Excerpted records
"""

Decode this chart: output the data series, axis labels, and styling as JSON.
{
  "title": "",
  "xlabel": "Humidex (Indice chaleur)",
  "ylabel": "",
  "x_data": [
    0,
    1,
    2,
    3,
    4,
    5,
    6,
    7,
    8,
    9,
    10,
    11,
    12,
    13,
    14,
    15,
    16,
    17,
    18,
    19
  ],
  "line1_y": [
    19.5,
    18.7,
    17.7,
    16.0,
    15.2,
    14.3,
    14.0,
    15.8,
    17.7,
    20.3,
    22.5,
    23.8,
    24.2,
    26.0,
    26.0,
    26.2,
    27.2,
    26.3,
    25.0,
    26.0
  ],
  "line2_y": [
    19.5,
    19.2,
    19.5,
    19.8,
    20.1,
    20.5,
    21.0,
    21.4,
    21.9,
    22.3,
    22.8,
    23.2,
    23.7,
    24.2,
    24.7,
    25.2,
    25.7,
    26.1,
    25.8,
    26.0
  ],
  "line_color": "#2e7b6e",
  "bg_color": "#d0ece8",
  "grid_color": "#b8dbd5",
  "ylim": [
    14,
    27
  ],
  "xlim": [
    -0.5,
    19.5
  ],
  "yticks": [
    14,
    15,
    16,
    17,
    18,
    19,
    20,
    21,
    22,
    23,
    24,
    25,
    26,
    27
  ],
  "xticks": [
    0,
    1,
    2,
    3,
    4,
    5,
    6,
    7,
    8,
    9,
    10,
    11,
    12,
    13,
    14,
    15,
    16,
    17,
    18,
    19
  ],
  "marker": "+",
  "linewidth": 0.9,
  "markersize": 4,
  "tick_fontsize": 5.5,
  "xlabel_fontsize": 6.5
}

"""

Problem to solve
Copy each line of the data exactly, leaving nothing out.

Solution for this problem
Decode this chart: output the data series, axis labels, and styling as JSON.
{
  "title": "",
  "xlabel": "Humidex (Indice chaleur)",
  "ylabel": "",
  "x_data": [
    0,
    1,
    2,
    3,
    4,
    5,
    6,
    7,
    8,
    9,
    10,
    11,
    12,
    13,
    14,
    15,
    16,
    17,
    18,
    19
  ],
  "line1_y": [
    19.5,
    18.7,
    17.7,
    16.0,
    15.2,
    14.3,
    14.0,
    15.8,
    17.7,
    20.3,
    22.5,
    23.8,
    24.2,
    26.0,
    26.0,
    26.2,
    27.2,
    26.3,
    25.0,
    26.0
  ],
  "line2_y": [
    19.5,
    19.2,
    19.5,
    19.8,
    20.1,
    20.5,
    21.0,
    21.4,
    21.9,
    22.3,
    22.8,
    23.2,
    23.7,
    24.2,
    24.7,
    25.2,
    25.7,
    26.1,
    25.8,
    26.0
  ],
  "line_color": "#2e7b6e",
  "bg_color": "#d0ece8",
  "grid_color": "#b8dbd5",
  "ylim": [
    14,
    27
  ],
  "xlim": [
    -0.5,
    19.5
  ],
  "yticks": [
    14,
    15,
    16,
    17,
    18,
    19,
    20,
    21,
    22,
    23,
    24,
    25,
    26,
    27
  ],
  "xticks": [
    0,
    1,
    2,
    3,
    4,
    5,
    6,
    7,
    8,
    9,
    10,
    11,
    12,
    13,
    14,
    15,
    16,
    17,
    18,
    19
  ],
  "marker": "+",
  "linewidth": 0.9,
  "markersize": 4,
  "tick_fontsize": 5.5,
  "xlabel_fontsize": 6.5
}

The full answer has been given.